REQUIREMENTS: Select from the records below every line that has the word "Vipavski" in it.

GIVEN DATA:
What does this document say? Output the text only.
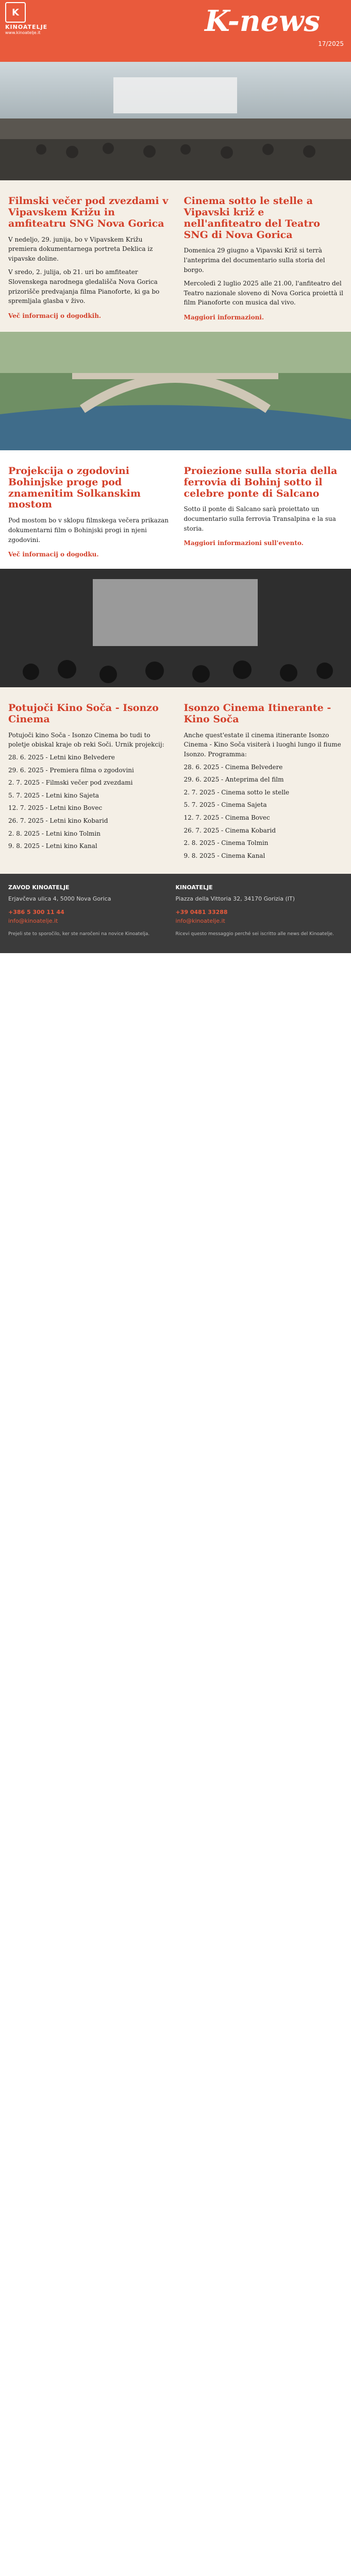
K
KINOATELJE
www.kinoatelje.it	K-news
17/2025
Filmski večer pod zvezdami v Vipavskem Križu in amfiteatru SNG Nova Gorica

V nedeljo, 29. junija, bo v Vipavskem Križu premiera dokumentarnega portreta Deklica iz vipavske doline.

V sredo, 2. julija, ob 21. uri bo amfiteater Slovenskega narodnega gledališča Nova Gorica prizorišče predvajanja filma Pianoforte, ki ga bo spremljala glasba v živo.

Več informacij o dogodkih.
Cinema sotto le stelle a Vipavski križ e nell'anfiteatro del Teatro SNG di Nova Gorica

Domenica 29 giugno a Vipavski Križ si terrà l'anteprima del documentario sulla storia del borgo.

Mercoledì 2 luglio 2025 alle 21.00, l'anfiteatro del Teatro nazionale sloveno di Nova Gorica proiettà il film Pianoforte con musica dal vivo.

Maggiori informazioni.
Projekcija o zgodovini Bohinjske proge pod znamenitim Solkanskim mostom

Pod mostom bo v sklopu filmskega večera prikazan dokumentarni film o Bohinjski progi in njeni zgodovini.

Več informacij o dogodku.
Proiezione sulla storia della ferrovia di Bohinj sotto il celebre ponte di Salcano

Sotto il ponte di Salcano sarà proiettato un documentario sulla ferrovia Transalpina e la sua storia.

Maggiori informazioni sull'evento.
Potujoči Kino Soča - Isonzo Cinema

Potujoči kino Soča - Isonzo Cinema bo tudi to poletje obiskal kraje ob reki Soči. Urnik projekcij:

28. 6. 2025 - Letni kino Belvedere

29. 6. 2025 - Premiera filma o zgodovini

2. 7. 2025 - Filmski večer pod zvezdami

5. 7. 2025 - Letni kino Sajeta

12. 7. 2025 - Letni kino Bovec

26. 7. 2025 - Letni kino Kobarid

2. 8. 2025 - Letni kino Tolmin

9. 8. 2025 - Letni kino Kanal

Isonzo Cinema Itinerante - Kino Soča

Anche quest'estate il cinema itinerante Isonzo Cinema - Kino Soča visiterà i luoghi lungo il fiume Isonzo. Programma:

28. 6. 2025 - Cinema Belvedere

29. 6. 2025 - Anteprima del film

2. 7. 2025 - Cinema sotto le stelle

5. 7. 2025 - Cinema Sajeta

12. 7. 2025 - Cinema Bovec

26. 7. 2025 - Cinema Kobarid

2. 8. 2025 - Cinema Tolmin

9. 8. 2025 - Cinema Kanal

ZAVOD KINOATELJE
Erjavčeva ulica 4, 5000 Nova Gorica
+386 5 300 11 44
info@kinoatelje.it
Prejeli ste to sporočilo, ker ste naročeni na novice Kinoatelja.
KINOATELJE
Piazza della Vittoria 32, 34170 Gorizia (IT)
+39 0481 33288
info@kinoatelje.it
Ricevi questo messaggio perché sei iscritto alle news del Kinoatelje.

ANSWER TO THE TASK:
Cinema sotto le stelle a Vipavski križ e nell'anfiteatro del Teatro SNG di Nova Gorica
Domenica 29 giugno a Vipavski Križ si terrà l'anteprima del documentario sulla storia del borgo.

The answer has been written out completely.